Repeat all of the material exactly as given.

[Data entries for graphics]

^^^^

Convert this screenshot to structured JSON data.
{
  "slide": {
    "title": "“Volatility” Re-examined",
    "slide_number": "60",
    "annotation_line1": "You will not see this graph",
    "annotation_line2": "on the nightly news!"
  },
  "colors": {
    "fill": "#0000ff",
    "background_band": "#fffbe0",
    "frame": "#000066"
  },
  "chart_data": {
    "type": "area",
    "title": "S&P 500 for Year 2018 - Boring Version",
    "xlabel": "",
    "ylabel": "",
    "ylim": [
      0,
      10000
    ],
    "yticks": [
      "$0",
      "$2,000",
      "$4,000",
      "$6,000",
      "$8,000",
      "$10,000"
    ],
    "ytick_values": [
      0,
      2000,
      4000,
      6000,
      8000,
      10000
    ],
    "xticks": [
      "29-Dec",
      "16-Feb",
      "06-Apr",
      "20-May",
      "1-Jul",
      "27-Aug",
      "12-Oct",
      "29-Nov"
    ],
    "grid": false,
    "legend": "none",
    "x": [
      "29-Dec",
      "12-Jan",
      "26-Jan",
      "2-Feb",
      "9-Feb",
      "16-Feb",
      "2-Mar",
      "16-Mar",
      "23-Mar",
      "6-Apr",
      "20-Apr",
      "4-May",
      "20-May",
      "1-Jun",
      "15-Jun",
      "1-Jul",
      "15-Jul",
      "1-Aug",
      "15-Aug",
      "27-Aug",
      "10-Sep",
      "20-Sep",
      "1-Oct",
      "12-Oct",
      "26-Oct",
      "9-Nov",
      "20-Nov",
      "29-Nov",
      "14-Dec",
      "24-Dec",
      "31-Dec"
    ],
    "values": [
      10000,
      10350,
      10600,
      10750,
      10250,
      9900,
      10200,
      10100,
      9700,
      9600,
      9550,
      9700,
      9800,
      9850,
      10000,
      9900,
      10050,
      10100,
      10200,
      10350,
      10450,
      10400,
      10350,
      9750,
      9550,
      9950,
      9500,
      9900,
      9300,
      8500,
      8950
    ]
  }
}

^^^^

ANSWER TO THIS PROBLEM:
Convert this screenshot to structured JSON data.
{
  "slide": {
    "title": "“Volatility” Re-examined",
    "slide_number": "60",
    "annotation_line1": "You will not see this graph",
    "annotation_line2": "on the nightly news!"
  },
  "colors": {
    "fill": "#0000ff",
    "background_band": "#fffbe0",
    "frame": "#000066"
  },
  "chart_data": {
    "type": "area",
    "title": "S&P 500 for Year 2018 - Boring Version",
    "xlabel": "",
    "ylabel": "",
    "ylim": [
      0,
      10000
    ],
    "yticks": [
      "$0",
      "$2,000",
      "$4,000",
      "$6,000",
      "$8,000",
      "$10,000"
    ],
    "ytick_values": [
      0,
      2000,
      4000,
      6000,
      8000,
      10000
    ],
    "xticks": [
      "29-Dec",
      "16-Feb",
      "06-Apr",
      "20-May",
      "1-Jul",
      "27-Aug",
      "12-Oct",
      "29-Nov"
    ],
    "grid": false,
    "legend": "none",
    "x": [
      "29-Dec",
      "12-Jan",
      "26-Jan",
      "2-Feb",
      "9-Feb",
      "16-Feb",
      "2-Mar",
      "16-Mar",
      "23-Mar",
      "6-Apr",
      "20-Apr",
      "4-May",
      "20-May",
      "1-Jun",
      "15-Jun",
      "1-Jul",
      "15-Jul",
      "1-Aug",
      "15-Aug",
      "27-Aug",
      "10-Sep",
      "20-Sep",
      "1-Oct",
      "12-Oct",
      "26-Oct",
      "9-Nov",
      "20-Nov",
      "29-Nov",
      "14-Dec",
      "24-Dec",
      "31-Dec"
    ],
    "values": [
      10000,
      10350,
      10600,
      10750,
      10250,
      9900,
      10200,
      10100,
      9700,
      9600,
      9550,
      9700,
      9800,
      9850,
      10000,
      9900,
      10050,
      10100,
      10200,
      10350,
      10450,
      10400,
      10350,
      9750,
      9550,
      9950,
      9500,
      9900,
      9300,
      8500,
      8950
    ]
  }
}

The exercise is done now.